══ Raw records

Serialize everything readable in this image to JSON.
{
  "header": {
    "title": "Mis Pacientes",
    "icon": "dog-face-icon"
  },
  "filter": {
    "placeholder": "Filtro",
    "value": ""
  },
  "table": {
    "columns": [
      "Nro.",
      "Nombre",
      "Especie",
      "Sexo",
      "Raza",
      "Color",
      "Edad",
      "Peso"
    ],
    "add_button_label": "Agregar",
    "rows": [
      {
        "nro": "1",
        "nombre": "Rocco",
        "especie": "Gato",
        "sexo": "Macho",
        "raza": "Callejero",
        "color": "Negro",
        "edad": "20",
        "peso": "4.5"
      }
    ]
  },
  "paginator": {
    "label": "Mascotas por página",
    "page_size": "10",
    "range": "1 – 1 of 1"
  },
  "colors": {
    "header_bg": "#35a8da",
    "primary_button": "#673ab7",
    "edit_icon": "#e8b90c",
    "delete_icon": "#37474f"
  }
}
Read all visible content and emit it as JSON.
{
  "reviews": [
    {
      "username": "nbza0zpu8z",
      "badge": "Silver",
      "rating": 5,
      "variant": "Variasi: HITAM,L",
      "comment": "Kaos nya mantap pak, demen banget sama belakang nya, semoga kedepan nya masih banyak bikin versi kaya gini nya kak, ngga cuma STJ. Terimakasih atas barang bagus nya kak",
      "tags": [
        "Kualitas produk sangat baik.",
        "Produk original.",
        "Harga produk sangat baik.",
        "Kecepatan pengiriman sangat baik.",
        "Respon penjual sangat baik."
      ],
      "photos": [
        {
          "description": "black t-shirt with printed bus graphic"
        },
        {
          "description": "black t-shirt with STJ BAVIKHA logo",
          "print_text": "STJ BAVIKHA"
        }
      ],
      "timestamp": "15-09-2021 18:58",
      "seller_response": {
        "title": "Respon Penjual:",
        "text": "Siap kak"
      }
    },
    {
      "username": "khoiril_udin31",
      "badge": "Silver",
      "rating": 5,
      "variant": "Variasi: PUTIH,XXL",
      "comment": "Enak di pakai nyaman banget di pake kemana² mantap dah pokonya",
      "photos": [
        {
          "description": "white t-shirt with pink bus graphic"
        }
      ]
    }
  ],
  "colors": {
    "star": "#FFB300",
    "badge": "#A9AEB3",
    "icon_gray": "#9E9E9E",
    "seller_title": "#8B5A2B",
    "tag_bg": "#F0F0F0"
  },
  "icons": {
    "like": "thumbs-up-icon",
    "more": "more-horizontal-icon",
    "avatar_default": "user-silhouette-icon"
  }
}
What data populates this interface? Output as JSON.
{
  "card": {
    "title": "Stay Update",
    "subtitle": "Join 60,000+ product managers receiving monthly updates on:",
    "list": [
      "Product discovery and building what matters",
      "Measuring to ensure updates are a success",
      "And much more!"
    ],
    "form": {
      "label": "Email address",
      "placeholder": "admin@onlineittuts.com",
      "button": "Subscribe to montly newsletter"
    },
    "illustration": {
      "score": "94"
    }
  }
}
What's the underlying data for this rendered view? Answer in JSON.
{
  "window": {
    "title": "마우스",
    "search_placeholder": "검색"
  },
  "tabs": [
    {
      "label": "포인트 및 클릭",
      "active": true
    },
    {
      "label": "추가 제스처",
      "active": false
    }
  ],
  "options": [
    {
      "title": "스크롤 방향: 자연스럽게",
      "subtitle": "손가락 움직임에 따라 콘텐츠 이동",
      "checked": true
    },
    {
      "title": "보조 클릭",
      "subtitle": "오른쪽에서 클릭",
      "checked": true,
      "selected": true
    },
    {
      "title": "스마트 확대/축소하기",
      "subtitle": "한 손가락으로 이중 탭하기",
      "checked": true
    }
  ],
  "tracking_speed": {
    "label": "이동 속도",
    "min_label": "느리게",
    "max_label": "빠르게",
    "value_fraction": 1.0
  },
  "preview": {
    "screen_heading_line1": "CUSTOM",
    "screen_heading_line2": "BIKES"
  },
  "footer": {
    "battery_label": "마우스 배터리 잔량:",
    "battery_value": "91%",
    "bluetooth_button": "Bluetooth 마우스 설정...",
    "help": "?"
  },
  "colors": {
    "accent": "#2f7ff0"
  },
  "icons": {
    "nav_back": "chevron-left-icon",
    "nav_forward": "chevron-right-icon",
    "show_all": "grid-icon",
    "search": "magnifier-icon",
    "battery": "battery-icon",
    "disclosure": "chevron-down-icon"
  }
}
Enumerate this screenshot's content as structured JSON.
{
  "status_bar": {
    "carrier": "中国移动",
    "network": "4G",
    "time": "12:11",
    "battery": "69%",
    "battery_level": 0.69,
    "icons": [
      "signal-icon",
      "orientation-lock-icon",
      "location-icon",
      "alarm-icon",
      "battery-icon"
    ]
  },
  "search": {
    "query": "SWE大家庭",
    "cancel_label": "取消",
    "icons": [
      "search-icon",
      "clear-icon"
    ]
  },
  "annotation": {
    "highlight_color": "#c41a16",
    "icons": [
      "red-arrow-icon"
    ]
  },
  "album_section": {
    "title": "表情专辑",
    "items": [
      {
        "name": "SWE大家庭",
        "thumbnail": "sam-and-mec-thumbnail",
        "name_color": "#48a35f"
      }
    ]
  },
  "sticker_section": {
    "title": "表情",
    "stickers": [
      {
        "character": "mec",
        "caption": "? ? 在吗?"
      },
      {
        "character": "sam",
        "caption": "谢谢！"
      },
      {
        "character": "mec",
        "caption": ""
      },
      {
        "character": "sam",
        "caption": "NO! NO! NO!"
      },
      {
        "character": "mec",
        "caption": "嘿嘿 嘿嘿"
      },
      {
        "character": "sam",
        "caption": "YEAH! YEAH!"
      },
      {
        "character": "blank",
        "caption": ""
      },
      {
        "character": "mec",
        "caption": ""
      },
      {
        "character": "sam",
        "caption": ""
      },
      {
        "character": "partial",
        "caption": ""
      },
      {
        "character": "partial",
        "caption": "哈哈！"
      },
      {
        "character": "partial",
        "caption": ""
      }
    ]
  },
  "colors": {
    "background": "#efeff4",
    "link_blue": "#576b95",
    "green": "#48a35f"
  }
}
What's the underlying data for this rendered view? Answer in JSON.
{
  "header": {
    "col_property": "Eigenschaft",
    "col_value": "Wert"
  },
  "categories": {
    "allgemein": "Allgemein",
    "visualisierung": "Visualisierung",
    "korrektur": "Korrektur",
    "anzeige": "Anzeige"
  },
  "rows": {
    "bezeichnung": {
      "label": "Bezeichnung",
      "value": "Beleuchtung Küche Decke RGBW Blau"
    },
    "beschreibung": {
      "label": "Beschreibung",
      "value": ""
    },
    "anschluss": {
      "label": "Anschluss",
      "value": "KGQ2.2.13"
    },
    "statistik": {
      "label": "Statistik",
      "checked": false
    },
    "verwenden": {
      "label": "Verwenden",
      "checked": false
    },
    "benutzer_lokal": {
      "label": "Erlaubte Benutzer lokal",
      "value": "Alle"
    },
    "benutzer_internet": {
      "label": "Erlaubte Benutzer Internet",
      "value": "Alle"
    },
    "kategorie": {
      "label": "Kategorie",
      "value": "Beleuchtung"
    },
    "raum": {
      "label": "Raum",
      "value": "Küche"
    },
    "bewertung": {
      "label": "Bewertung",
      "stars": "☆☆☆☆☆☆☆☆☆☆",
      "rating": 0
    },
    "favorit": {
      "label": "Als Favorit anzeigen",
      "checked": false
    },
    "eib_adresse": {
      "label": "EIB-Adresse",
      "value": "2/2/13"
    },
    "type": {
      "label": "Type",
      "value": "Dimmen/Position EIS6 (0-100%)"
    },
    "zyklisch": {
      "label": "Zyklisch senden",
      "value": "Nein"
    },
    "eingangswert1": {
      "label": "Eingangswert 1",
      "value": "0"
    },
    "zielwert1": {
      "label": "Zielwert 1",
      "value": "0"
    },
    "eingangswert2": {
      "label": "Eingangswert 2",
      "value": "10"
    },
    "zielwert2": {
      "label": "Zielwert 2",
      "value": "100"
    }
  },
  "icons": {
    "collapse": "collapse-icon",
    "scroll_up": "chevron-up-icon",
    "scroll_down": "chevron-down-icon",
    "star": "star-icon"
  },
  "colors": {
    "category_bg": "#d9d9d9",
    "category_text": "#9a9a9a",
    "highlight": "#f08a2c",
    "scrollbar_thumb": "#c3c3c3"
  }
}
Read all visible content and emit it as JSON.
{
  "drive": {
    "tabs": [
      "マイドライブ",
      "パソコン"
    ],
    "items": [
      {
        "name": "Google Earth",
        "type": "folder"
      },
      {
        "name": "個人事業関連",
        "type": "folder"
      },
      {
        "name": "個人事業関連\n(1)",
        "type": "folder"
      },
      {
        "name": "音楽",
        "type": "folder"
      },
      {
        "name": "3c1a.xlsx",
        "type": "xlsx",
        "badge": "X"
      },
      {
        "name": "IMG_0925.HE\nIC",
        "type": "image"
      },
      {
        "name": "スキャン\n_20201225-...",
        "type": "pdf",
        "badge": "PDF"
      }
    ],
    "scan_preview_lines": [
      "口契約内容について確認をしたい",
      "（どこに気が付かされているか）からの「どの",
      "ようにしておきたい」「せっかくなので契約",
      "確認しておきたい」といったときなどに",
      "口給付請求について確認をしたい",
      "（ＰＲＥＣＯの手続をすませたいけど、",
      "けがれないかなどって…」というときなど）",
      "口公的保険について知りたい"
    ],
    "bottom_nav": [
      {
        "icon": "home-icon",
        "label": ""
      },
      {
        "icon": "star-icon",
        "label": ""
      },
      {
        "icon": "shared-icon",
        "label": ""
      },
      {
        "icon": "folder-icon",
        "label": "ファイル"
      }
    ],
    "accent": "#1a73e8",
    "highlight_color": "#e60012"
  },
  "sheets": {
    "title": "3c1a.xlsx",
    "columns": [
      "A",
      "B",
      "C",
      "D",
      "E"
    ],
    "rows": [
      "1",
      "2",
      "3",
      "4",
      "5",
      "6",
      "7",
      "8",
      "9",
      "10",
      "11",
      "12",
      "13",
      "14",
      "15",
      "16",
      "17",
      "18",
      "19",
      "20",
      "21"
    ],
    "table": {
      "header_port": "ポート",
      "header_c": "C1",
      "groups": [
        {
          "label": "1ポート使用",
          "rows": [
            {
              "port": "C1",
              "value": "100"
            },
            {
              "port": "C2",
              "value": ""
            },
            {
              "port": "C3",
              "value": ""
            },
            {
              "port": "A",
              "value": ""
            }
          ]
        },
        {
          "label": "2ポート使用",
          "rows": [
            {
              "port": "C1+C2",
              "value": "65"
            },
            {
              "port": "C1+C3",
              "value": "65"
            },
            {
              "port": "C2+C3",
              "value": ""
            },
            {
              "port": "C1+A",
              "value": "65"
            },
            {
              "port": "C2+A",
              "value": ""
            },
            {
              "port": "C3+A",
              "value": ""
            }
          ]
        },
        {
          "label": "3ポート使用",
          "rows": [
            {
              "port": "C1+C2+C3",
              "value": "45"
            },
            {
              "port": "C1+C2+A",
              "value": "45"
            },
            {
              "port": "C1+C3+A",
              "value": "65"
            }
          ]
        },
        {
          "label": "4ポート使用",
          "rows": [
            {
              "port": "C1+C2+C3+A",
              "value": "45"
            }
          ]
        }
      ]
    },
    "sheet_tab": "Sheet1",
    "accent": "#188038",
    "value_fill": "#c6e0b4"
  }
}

════

- _Given exercise_:
Give only the number of lines in the records that include the word "black".

- _Written response_:
2